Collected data
## begin

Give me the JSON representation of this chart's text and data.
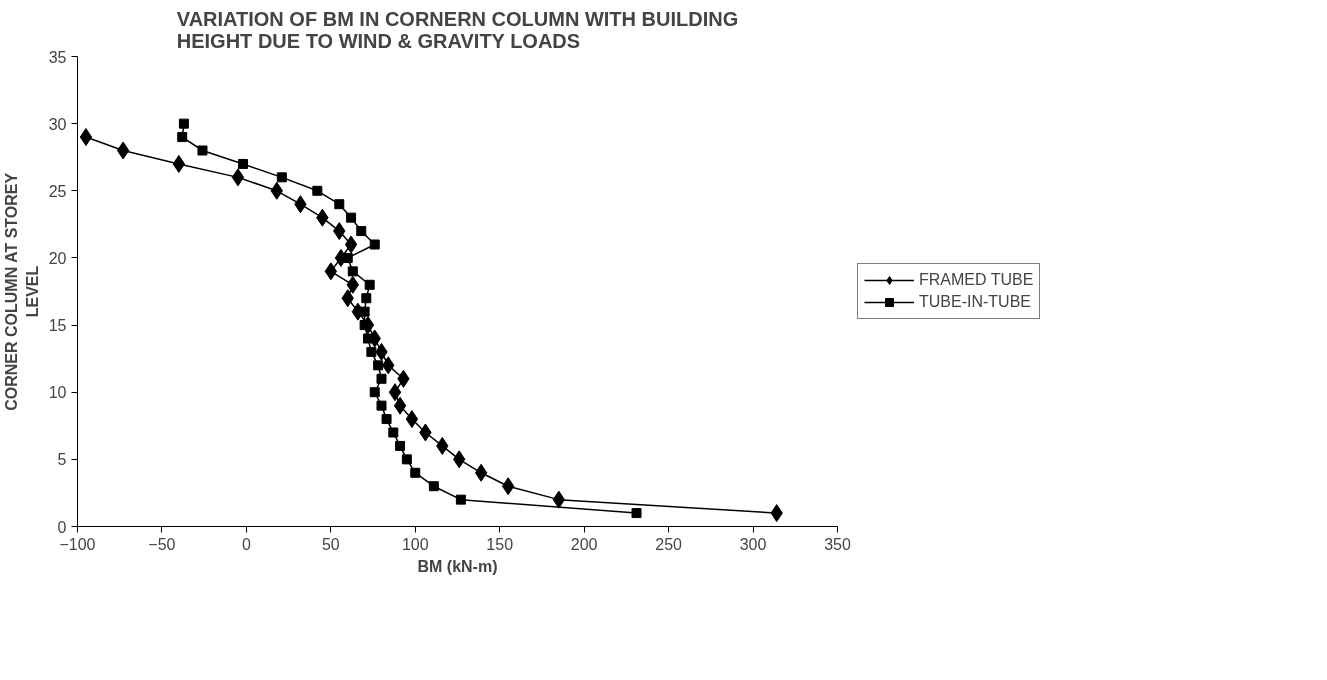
{
  "chart_data": {
    "type": "line",
    "title": "VARIATION OF BM IN CORNERN COLUMN WITH BUILDING\nHEIGHT DUE TO WIND & GRAVITY LOADS",
    "xlabel": "BM (kN-m)",
    "ylabel": "CORNER COLUMN AT STOREY\nLEVEL",
    "xlim": [
      -100,
      350
    ],
    "xticks": [
      -100,
      -50,
      0,
      50,
      100,
      150,
      200,
      250,
      300,
      350
    ],
    "ylim": [
      0,
      35
    ],
    "yticks": [
      0,
      5,
      10,
      15,
      20,
      25,
      30,
      35
    ],
    "grid": false,
    "legend": "right",
    "series": [
      {
        "name": "FRAMED TUBE",
        "color": "#000000",
        "marker": "diamond",
        "x": [
          314,
          185,
          155,
          139,
          126,
          116,
          106,
          98,
          91,
          88,
          93,
          84,
          80,
          76,
          72,
          66,
          60,
          63,
          50,
          56,
          62,
          55,
          45,
          32,
          18,
          -5,
          -40,
          -73,
          -95
        ],
        "values": [
          1,
          2,
          3,
          4,
          5,
          6,
          7,
          8,
          9,
          10,
          11,
          12,
          13,
          14,
          15,
          16,
          17,
          18,
          19,
          20,
          21,
          22,
          23,
          24,
          25,
          26,
          27,
          28,
          29
        ]
      },
      {
        "name": "TUBE-IN-TUBE",
        "color": "#000000",
        "marker": "square",
        "x": [
          231,
          127,
          111,
          100,
          95,
          91,
          87,
          83,
          80,
          76,
          80,
          78,
          74,
          72,
          70,
          70,
          71,
          73,
          63,
          60,
          76,
          68,
          62,
          55,
          42,
          21,
          -2,
          -26,
          -38,
          -37
        ],
        "values": [
          1,
          2,
          3,
          4,
          5,
          6,
          7,
          8,
          9,
          10,
          11,
          12,
          13,
          14,
          15,
          16,
          17,
          18,
          19,
          20,
          21,
          22,
          23,
          24,
          25,
          26,
          27,
          28,
          29,
          30
        ]
      }
    ]
  }
}
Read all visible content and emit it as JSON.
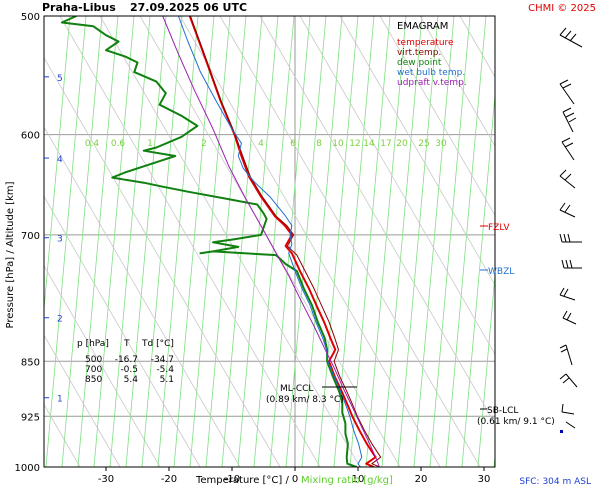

## end

*Aim of the task*. Look through the data above. Find each line with the string "JSON" and copy it.

*Written response*.
Give me the JSON representation of this chart's text and data.
Read all visible content and emit it as JSON.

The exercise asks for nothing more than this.